**Request**. Go through the listing below and list every line with "GALLY".
-- START Task inputs --
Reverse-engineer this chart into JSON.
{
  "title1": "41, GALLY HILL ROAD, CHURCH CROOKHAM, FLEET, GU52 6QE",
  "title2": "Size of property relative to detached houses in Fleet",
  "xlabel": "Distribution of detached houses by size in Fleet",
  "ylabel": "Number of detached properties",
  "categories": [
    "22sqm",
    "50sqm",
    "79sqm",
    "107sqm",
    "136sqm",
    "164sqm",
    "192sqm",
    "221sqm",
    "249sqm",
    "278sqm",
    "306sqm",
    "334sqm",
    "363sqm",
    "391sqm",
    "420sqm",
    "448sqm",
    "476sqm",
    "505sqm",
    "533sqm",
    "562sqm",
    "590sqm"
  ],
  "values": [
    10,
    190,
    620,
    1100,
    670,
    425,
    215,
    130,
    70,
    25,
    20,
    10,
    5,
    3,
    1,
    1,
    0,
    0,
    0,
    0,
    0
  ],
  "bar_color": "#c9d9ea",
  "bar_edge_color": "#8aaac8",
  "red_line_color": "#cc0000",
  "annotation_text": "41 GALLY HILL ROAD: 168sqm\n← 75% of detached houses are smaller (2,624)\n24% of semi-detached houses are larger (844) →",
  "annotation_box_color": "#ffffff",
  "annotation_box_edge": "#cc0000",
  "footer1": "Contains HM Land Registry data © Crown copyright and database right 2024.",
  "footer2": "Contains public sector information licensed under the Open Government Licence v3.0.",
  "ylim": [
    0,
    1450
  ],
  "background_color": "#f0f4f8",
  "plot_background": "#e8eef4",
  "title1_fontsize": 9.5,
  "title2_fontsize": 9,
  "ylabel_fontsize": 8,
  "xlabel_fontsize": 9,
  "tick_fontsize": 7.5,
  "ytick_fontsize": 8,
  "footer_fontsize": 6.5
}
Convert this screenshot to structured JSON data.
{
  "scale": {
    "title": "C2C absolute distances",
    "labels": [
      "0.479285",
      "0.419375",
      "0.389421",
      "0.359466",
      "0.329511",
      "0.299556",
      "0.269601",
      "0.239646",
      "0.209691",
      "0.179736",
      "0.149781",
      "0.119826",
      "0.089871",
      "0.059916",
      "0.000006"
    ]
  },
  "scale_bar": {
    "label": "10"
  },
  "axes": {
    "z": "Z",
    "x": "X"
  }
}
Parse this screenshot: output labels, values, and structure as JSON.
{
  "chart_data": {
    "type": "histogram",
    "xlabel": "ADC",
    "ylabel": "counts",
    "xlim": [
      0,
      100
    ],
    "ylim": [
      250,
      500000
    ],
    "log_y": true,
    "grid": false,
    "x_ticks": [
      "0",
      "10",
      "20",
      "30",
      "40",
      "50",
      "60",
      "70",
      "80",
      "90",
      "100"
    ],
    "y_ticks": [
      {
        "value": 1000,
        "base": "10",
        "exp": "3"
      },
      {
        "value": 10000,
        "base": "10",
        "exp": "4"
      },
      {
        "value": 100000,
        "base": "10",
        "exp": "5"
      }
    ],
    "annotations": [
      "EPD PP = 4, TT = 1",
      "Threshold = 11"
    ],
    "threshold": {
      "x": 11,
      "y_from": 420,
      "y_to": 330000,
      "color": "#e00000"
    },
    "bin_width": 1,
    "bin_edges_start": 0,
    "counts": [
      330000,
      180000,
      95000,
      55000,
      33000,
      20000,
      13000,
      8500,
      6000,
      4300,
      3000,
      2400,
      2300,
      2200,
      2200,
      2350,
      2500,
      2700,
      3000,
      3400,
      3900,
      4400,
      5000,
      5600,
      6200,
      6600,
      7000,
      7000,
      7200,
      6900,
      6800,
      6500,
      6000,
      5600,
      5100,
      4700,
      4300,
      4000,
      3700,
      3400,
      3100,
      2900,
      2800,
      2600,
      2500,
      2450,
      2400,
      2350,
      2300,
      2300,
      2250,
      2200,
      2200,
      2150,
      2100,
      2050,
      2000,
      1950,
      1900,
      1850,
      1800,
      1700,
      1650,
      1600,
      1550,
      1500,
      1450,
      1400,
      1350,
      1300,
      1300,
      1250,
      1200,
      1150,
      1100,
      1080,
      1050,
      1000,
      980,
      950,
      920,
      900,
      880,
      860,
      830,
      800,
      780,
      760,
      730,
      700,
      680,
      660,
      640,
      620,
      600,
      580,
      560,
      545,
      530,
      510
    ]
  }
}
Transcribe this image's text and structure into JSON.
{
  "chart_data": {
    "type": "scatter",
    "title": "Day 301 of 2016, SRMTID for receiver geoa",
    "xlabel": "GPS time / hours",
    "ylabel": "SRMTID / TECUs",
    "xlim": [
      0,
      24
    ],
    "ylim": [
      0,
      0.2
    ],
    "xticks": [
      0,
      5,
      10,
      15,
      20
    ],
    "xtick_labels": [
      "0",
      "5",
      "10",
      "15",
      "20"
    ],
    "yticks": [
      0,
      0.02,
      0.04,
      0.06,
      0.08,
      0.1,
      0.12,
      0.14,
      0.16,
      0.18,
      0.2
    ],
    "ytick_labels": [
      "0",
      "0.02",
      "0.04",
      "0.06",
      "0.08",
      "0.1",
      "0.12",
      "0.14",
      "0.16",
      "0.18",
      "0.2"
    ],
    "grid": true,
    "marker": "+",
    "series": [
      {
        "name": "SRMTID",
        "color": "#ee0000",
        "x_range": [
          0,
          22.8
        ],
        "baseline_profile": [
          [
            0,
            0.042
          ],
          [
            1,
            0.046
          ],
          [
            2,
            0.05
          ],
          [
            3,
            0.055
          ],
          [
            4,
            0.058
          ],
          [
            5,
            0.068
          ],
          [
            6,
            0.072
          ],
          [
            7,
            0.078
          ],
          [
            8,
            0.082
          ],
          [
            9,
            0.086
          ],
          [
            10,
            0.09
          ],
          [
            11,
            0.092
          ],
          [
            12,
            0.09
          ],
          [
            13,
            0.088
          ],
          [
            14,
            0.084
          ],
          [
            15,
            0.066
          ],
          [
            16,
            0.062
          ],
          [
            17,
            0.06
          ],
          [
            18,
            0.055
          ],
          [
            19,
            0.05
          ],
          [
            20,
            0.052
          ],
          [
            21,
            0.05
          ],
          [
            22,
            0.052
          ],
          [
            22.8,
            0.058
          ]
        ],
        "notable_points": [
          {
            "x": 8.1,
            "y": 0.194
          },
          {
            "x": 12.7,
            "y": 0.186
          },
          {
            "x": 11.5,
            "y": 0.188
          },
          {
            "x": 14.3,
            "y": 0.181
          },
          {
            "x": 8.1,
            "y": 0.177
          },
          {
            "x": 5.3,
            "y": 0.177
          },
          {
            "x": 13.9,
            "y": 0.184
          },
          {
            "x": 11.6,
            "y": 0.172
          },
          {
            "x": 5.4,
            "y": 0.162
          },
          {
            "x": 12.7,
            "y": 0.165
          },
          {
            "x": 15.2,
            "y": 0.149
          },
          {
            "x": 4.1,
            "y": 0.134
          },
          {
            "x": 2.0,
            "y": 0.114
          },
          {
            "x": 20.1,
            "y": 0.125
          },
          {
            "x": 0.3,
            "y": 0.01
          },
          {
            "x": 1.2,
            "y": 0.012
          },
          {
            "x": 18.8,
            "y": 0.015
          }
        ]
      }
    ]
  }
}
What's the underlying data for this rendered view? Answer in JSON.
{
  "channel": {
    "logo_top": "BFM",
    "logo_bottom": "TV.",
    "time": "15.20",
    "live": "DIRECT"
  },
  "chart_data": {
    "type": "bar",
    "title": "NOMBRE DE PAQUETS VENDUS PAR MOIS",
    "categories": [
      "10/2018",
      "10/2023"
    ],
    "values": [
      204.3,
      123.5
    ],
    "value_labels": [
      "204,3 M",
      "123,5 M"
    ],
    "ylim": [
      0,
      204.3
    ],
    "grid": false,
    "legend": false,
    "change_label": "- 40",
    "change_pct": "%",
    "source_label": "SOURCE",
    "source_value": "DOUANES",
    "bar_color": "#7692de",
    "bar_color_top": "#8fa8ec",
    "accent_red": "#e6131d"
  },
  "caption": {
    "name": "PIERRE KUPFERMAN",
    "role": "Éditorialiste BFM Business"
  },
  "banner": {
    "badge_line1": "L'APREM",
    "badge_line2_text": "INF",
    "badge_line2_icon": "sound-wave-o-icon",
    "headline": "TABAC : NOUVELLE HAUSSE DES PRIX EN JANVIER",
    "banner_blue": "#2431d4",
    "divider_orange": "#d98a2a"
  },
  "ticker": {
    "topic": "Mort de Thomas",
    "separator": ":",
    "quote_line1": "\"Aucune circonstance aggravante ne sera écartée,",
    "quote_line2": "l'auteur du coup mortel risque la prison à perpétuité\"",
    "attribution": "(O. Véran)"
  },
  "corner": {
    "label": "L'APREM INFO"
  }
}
-- END Task inputs --
**Full answer**.
  "title1": "41, GALLY HILL ROAD, CHURCH CROOKHAM, FLEET, GU52 6QE",
  "annotation_text": "41 GALLY HILL ROAD: 168sqm\n← 75% of detached houses are smaller (2,624)\n24% of semi-detached houses are larger (844) →",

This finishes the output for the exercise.